▶ [SOURCE PASSAGE]
|---|
= List of The CW affiliates =

The following is a list of affiliates for The CW, a television network based in the United States. The network is currently controlled by Nexstar Media Group. All affiliates owned and/or operated by Nexstar are considered owned-and-operated stations.

Stations are listed in alphabetical order by state/district and media market; affiliates of The CW Plus are also included.
|---|
▶ [LISTED ENTRIES]
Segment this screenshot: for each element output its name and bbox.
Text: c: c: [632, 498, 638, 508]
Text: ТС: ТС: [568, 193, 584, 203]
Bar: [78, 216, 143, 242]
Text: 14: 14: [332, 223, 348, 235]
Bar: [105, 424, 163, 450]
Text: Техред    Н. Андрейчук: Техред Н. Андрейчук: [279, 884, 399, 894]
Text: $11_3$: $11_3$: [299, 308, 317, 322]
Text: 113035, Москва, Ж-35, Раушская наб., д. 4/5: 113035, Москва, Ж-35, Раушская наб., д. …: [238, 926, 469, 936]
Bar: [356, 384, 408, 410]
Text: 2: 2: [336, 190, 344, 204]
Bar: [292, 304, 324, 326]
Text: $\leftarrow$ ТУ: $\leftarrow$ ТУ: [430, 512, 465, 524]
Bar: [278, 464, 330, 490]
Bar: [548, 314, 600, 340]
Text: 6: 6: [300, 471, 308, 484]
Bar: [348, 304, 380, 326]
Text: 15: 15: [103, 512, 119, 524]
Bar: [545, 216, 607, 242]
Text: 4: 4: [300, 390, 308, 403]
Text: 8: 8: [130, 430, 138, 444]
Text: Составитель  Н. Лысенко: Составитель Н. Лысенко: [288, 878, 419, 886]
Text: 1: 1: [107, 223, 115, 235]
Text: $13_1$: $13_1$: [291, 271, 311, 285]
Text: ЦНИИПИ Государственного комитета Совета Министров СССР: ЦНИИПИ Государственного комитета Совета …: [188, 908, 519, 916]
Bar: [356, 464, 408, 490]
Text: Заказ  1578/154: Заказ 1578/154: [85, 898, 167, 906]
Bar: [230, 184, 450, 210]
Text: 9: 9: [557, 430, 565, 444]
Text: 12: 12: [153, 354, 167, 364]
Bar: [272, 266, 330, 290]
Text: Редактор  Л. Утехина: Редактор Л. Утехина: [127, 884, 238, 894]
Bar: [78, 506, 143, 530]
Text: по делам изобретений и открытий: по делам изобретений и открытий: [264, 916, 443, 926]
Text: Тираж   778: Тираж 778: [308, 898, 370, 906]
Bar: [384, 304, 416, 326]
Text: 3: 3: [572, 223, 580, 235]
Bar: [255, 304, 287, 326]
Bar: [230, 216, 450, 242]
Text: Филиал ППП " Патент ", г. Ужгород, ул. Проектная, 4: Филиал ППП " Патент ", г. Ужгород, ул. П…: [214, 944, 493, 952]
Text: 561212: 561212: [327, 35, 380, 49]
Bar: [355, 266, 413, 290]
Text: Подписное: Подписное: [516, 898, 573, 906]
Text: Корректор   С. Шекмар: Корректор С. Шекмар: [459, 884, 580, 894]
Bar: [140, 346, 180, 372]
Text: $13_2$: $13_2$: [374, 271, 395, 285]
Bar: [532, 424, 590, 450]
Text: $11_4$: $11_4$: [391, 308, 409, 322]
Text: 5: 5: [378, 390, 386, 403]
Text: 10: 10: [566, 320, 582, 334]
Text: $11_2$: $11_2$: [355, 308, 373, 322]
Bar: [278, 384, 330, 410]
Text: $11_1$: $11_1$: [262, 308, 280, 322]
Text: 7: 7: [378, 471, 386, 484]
|---|
▶ [TO DO]
From the text on CW affiliates, copy the passage that starts with the words "The following is" and ends with "considered owned-and-operated stations." word for word.

▶ [OUTPUT OF THE EXERCISE]
The following is a list of affiliates for The CW, a television network based in the United States. The network is currently controlled by Nexstar Media Group. All affiliates owned and/or operated by Nexstar are considered owned-and-operated stations.